-- BEGIN DATA --

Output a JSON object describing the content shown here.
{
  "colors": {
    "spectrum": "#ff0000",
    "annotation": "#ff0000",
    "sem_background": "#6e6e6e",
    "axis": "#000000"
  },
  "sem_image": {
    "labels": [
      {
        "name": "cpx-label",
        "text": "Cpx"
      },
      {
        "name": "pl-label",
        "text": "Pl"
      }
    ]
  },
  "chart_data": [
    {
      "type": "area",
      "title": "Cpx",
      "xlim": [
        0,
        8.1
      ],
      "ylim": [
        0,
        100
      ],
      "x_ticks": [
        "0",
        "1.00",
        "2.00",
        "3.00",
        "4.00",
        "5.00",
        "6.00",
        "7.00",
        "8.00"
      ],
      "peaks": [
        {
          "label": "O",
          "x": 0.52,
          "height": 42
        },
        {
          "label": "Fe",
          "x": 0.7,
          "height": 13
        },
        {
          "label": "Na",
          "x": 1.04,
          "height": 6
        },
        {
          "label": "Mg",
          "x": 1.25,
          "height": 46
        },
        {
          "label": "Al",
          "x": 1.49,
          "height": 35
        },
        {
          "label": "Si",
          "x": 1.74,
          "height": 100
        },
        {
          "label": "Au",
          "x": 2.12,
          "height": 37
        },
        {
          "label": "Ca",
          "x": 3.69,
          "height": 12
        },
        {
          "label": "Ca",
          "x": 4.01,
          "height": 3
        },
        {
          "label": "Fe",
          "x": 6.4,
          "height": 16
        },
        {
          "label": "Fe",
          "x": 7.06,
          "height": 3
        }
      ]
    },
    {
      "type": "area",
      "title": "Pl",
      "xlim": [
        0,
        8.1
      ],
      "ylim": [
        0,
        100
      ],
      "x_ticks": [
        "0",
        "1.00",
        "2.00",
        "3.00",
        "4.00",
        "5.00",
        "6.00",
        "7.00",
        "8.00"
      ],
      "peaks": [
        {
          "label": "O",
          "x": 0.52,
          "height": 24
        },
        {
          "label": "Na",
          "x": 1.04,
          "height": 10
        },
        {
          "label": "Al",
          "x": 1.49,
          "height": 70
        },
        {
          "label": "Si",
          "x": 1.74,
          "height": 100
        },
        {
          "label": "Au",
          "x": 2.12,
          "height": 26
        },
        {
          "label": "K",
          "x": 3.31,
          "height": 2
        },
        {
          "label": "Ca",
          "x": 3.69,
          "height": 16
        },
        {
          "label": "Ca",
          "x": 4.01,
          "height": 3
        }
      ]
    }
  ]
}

-- END DATA --

_EXERCISE PROMPT_
Exact output of every entry is required.

_SOLVED EXERCISE_
Output a JSON object describing the content shown here.
{
  "colors": {
    "spectrum": "#ff0000",
    "annotation": "#ff0000",
    "sem_background": "#6e6e6e",
    "axis": "#000000"
  },
  "sem_image": {
    "labels": [
      {
        "name": "cpx-label",
        "text": "Cpx"
      },
      {
        "name": "pl-label",
        "text": "Pl"
      }
    ]
  },
  "chart_data": [
    {
      "type": "area",
      "title": "Cpx",
      "xlim": [
        0,
        8.1
      ],
      "ylim": [
        0,
        100
      ],
      "x_ticks": [
        "0",
        "1.00",
        "2.00",
        "3.00",
        "4.00",
        "5.00",
        "6.00",
        "7.00",
        "8.00"
      ],
      "peaks": [
        {
          "label": "O",
          "x": 0.52,
          "height": 42
        },
        {
          "label": "Fe",
          "x": 0.7,
          "height": 13
        },
        {
          "label": "Na",
          "x": 1.04,
          "height": 6
        },
        {
          "label": "Mg",
          "x": 1.25,
          "height": 46
        },
        {
          "label": "Al",
          "x": 1.49,
          "height": 35
        },
        {
          "label": "Si",
          "x": 1.74,
          "height": 100
        },
        {
          "label": "Au",
          "x": 2.12,
          "height": 37
        },
        {
          "label": "Ca",
          "x": 3.69,
          "height": 12
        },
        {
          "label": "Ca",
          "x": 4.01,
          "height": 3
        },
        {
          "label": "Fe",
          "x": 6.4,
          "height": 16
        },
        {
          "label": "Fe",
          "x": 7.06,
          "height": 3
        }
      ]
    },
    {
      "type": "area",
      "title": "Pl",
      "xlim": [
        0,
        8.1
      ],
      "ylim": [
        0,
        100
      ],
      "x_ticks": [
        "0",
        "1.00",
        "2.00",
        "3.00",
        "4.00",
        "5.00",
        "6.00",
        "7.00",
        "8.00"
      ],
      "peaks": [
        {
          "label": "O",
          "x": 0.52,
          "height": 24
        },
        {
          "label": "Na",
          "x": 1.04,
          "height": 10
        },
        {
          "label": "Al",
          "x": 1.49,
          "height": 70
        },
        {
          "label": "Si",
          "x": 1.74,
          "height": 100
        },
        {
          "label": "Au",
          "x": 2.12,
          "height": 26
        },
        {
          "label": "K",
          "x": 3.31,
          "height": 2
        },
        {
          "label": "Ca",
          "x": 3.69,
          "height": 16
        },
        {
          "label": "Ca",
          "x": 4.01,
          "height": 3
        }
      ]
    }
  ]
}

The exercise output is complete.